▸ The request: Filter this data down to the lines that hold "color", and copy them.

▸ Excerpt from a dataset:

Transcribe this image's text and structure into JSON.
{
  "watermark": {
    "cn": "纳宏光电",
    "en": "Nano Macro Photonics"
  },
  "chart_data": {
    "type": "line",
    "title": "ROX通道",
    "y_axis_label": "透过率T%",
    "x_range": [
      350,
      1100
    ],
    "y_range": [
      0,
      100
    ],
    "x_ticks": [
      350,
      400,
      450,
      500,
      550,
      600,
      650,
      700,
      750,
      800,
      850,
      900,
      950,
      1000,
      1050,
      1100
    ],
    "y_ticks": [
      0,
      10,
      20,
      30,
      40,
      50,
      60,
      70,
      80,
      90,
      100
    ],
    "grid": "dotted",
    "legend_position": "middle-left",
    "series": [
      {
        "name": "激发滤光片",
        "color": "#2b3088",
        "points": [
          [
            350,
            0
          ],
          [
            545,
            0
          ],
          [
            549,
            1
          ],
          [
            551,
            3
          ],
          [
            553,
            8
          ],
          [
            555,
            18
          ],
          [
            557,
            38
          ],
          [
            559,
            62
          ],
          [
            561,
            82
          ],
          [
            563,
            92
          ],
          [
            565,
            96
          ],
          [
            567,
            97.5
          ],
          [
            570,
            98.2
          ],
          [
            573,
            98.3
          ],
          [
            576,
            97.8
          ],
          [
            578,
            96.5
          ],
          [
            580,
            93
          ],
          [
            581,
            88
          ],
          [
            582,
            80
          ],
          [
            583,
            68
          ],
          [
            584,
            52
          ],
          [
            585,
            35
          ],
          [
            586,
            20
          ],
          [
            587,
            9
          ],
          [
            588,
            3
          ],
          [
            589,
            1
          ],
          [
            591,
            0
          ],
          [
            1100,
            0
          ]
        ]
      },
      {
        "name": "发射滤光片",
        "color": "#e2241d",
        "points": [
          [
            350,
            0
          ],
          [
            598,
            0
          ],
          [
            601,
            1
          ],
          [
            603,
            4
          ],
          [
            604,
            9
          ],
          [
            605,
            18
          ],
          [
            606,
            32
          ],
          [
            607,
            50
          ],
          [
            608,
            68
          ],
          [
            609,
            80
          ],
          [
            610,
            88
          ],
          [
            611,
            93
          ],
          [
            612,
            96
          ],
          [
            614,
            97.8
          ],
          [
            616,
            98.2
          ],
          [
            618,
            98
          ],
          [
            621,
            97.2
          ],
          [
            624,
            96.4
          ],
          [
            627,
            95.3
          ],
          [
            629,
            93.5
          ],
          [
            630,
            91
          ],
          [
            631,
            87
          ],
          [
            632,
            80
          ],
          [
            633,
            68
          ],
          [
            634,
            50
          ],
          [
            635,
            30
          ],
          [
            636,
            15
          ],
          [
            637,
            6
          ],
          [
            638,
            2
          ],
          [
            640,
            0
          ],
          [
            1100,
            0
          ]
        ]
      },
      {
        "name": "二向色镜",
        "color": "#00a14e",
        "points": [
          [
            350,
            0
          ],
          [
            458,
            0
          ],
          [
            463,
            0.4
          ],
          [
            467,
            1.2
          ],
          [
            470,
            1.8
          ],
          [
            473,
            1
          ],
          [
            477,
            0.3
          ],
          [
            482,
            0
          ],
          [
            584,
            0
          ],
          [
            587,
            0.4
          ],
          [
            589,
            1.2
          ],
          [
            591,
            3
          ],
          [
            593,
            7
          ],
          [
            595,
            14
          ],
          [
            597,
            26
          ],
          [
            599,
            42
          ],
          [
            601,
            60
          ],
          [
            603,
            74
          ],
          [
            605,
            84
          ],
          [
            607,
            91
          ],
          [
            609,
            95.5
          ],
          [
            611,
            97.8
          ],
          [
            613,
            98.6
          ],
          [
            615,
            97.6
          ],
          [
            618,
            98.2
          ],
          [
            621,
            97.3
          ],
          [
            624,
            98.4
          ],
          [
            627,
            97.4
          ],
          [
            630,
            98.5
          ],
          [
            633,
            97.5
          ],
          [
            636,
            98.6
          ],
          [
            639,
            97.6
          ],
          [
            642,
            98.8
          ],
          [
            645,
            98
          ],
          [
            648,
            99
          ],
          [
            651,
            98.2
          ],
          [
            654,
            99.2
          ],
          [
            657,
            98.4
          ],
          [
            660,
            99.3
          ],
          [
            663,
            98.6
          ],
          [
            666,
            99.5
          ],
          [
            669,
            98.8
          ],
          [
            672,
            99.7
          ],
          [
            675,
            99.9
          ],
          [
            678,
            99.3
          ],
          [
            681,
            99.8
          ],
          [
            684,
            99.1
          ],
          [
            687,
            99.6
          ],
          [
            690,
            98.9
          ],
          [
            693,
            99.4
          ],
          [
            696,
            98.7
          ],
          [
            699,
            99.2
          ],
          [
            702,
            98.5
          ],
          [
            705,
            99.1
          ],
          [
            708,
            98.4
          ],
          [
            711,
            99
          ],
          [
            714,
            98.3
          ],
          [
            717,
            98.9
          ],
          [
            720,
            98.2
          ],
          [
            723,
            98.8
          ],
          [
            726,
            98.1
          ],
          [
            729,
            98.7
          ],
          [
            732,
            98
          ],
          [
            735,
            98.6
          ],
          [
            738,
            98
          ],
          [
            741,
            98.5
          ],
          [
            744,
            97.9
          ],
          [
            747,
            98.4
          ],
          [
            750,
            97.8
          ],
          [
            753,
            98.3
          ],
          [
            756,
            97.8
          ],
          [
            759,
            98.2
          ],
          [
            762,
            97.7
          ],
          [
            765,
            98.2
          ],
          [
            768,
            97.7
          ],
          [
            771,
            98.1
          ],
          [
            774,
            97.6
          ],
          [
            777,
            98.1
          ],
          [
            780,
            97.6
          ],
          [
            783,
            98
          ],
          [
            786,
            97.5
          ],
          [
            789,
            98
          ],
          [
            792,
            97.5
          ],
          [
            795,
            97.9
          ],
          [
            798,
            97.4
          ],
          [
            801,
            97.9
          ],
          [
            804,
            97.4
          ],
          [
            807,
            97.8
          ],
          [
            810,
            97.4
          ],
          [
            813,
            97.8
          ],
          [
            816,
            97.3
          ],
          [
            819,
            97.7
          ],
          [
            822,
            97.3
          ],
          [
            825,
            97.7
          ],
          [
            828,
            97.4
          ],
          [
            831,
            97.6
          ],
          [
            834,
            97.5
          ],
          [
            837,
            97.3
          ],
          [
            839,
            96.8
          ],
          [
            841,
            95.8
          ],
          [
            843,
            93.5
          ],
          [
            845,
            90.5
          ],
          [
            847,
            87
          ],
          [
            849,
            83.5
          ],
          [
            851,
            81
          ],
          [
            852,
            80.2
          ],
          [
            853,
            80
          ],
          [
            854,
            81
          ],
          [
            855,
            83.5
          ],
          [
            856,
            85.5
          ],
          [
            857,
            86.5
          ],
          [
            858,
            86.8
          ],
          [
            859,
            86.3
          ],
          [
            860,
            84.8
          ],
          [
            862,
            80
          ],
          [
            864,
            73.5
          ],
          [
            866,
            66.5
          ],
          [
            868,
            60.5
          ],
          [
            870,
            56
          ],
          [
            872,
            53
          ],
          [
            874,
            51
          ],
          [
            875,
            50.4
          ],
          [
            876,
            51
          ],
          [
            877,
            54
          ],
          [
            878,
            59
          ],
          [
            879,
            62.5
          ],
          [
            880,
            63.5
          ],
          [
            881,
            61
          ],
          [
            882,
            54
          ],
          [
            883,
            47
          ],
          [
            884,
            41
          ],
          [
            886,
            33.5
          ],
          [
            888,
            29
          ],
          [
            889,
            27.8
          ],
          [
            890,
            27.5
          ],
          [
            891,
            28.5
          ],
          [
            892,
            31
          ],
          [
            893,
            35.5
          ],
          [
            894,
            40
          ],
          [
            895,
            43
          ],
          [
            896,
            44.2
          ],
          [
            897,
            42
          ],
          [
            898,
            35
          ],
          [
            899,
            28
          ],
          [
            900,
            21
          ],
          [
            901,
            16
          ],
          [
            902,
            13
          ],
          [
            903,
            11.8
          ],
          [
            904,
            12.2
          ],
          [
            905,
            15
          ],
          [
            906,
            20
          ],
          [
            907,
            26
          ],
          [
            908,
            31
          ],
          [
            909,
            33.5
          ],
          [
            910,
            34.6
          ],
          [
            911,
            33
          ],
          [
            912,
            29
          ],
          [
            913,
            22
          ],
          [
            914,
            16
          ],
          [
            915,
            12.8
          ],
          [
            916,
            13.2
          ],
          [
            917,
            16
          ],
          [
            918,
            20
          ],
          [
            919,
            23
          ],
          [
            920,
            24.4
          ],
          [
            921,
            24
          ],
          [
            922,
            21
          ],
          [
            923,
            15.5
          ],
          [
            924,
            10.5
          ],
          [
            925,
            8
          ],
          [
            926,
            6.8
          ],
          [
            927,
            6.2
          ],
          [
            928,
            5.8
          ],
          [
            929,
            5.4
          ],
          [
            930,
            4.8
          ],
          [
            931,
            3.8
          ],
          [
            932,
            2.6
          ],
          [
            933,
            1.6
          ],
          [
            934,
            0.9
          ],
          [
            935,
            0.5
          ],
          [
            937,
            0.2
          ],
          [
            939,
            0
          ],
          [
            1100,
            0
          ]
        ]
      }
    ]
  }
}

▸ Full answer:
        "color": "#2b3088",
        "color": "#e2241d",
        "color": "#00a14e",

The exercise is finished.